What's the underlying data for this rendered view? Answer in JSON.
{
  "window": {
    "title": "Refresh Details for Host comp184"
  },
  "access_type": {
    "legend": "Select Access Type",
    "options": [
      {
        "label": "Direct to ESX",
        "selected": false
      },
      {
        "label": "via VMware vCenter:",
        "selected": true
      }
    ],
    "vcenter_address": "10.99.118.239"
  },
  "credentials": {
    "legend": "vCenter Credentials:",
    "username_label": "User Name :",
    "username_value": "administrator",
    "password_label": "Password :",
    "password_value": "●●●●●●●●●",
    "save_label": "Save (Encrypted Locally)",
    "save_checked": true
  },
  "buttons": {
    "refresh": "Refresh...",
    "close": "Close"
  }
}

> _WHAT IS EXPECTED_
Take the lines above and print them exactly.

> _EXERCISE OUTPUT_
What's the underlying data for this rendered view? Answer in JSON.
{
  "window": {
    "title": "Refresh Details for Host comp184"
  },
  "access_type": {
    "legend": "Select Access Type",
    "options": [
      {
        "label": "Direct to ESX",
        "selected": false
      },
      {
        "label": "via VMware vCenter:",
        "selected": true
      }
    ],
    "vcenter_address": "10.99.118.239"
  },
  "credentials": {
    "legend": "vCenter Credentials:",
    "username_label": "User Name :",
    "username_value": "administrator",
    "password_label": "Password :",
    "password_value": "●●●●●●●●●",
    "save_label": "Save (Encrypted Locally)",
    "save_checked": true
  },
  "buttons": {
    "refresh": "Refresh...",
    "close": "Close"
  }
}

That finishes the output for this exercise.